- [Data for this task]
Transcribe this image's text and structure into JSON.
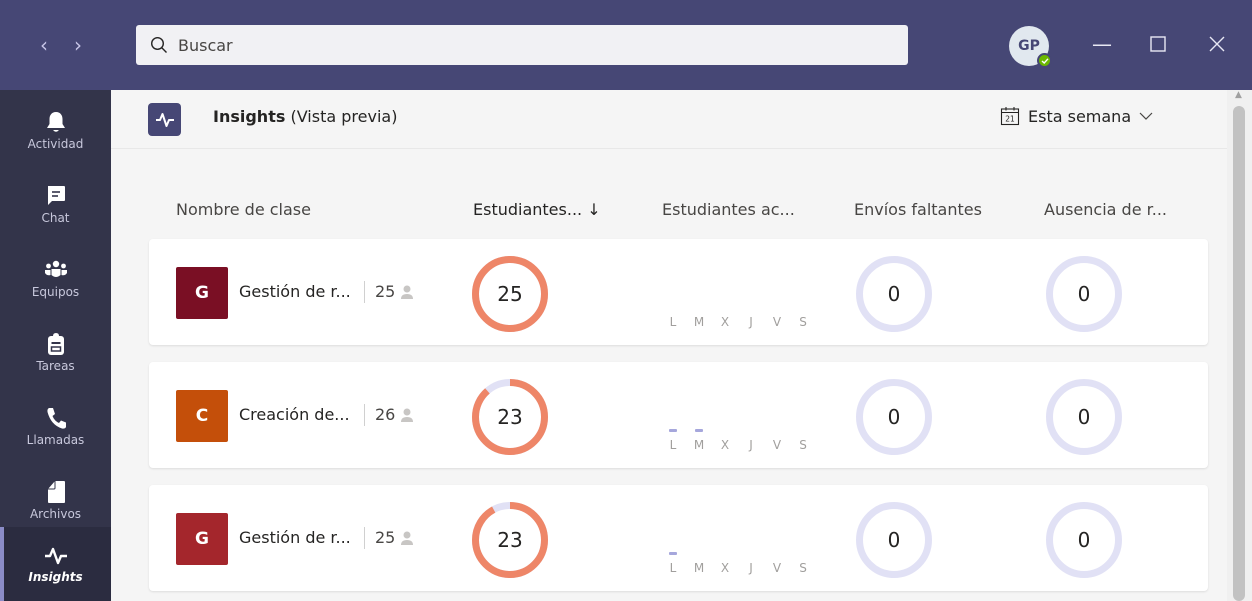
{
  "titlebar": {
    "search_placeholder": "Buscar",
    "avatar_initials": "GP",
    "presence": "available"
  },
  "rail": [
    {
      "label": "Actividad",
      "icon": "bell-icon"
    },
    {
      "label": "Chat",
      "icon": "chat-icon"
    },
    {
      "label": "Equipos",
      "icon": "teams-icon"
    },
    {
      "label": "Tareas",
      "icon": "assignments-icon"
    },
    {
      "label": "Llamadas",
      "icon": "phone-icon"
    },
    {
      "label": "Archivos",
      "icon": "file-icon"
    },
    {
      "label": "Insights",
      "icon": "pulse-icon",
      "active": true
    }
  ],
  "header": {
    "title": "Insights",
    "subtitle": "(Vista previa)",
    "calendar_day": "21",
    "period": "Esta semana"
  },
  "columns": [
    "Nombre de clase",
    "Estudiantes... ↓",
    "Estudiantes ac...",
    "Envíos faltantes",
    "Ausencia de r..."
  ],
  "day_labels": [
    "L",
    "M",
    "X",
    "J",
    "V",
    "S"
  ],
  "rows": [
    {
      "initial": "G",
      "color": "#7a0f24",
      "name": "Gestión de r...",
      "members": "25",
      "students": "25",
      "students_fraction": 1.0,
      "activity_days": [],
      "missing": "0",
      "absence": "0"
    },
    {
      "initial": "C",
      "color": "#c44f0a",
      "name": "Creación de...",
      "members": "26",
      "students": "23",
      "students_fraction": 0.885,
      "activity_days": [
        0,
        1
      ],
      "missing": "0",
      "absence": "0"
    },
    {
      "initial": "G",
      "color": "#a4262c",
      "name": "Gestión de r...",
      "members": "25",
      "students": "23",
      "students_fraction": 0.92,
      "activity_days": [
        0
      ],
      "missing": "0",
      "absence": "0"
    }
  ],
  "colors": {
    "titlebar": "#464775",
    "rail": "#33344a",
    "ring_fill": "#ee8668",
    "ring_track": "#e1e1f5",
    "activity_mark": "#a6a7dc"
  }
}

- [Problem]
Without the pictures, extract every entry verbatim.

- [Expected output]
Transcribe this image's text and structure into JSON.
{
  "titlebar": {
    "search_placeholder": "Buscar",
    "avatar_initials": "GP",
    "presence": "available"
  },
  "rail": [
    {
      "label": "Actividad",
      "icon": "bell-icon"
    },
    {
      "label": "Chat",
      "icon": "chat-icon"
    },
    {
      "label": "Equipos",
      "icon": "teams-icon"
    },
    {
      "label": "Tareas",
      "icon": "assignments-icon"
    },
    {
      "label": "Llamadas",
      "icon": "phone-icon"
    },
    {
      "label": "Archivos",
      "icon": "file-icon"
    },
    {
      "label": "Insights",
      "icon": "pulse-icon",
      "active": true
    }
  ],
  "header": {
    "title": "Insights",
    "subtitle": "(Vista previa)",
    "calendar_day": "21",
    "period": "Esta semana"
  },
  "columns": [
    "Nombre de clase",
    "Estudiantes... ↓",
    "Estudiantes ac...",
    "Envíos faltantes",
    "Ausencia de r..."
  ],
  "day_labels": [
    "L",
    "M",
    "X",
    "J",
    "V",
    "S"
  ],
  "rows": [
    {
      "initial": "G",
      "color": "#7a0f24",
      "name": "Gestión de r...",
      "members": "25",
      "students": "25",
      "students_fraction": 1.0,
      "activity_days": [],
      "missing": "0",
      "absence": "0"
    },
    {
      "initial": "C",
      "color": "#c44f0a",
      "name": "Creación de...",
      "members": "26",
      "students": "23",
      "students_fraction": 0.885,
      "activity_days": [
        0,
        1
      ],
      "missing": "0",
      "absence": "0"
    },
    {
      "initial": "G",
      "color": "#a4262c",
      "name": "Gestión de r...",
      "members": "25",
      "students": "23",
      "students_fraction": 0.92,
      "activity_days": [
        0
      ],
      "missing": "0",
      "absence": "0"
    }
  ],
  "colors": {
    "titlebar": "#464775",
    "rail": "#33344a",
    "ring_fill": "#ee8668",
    "ring_track": "#e1e1f5",
    "activity_mark": "#a6a7dc"
  }
}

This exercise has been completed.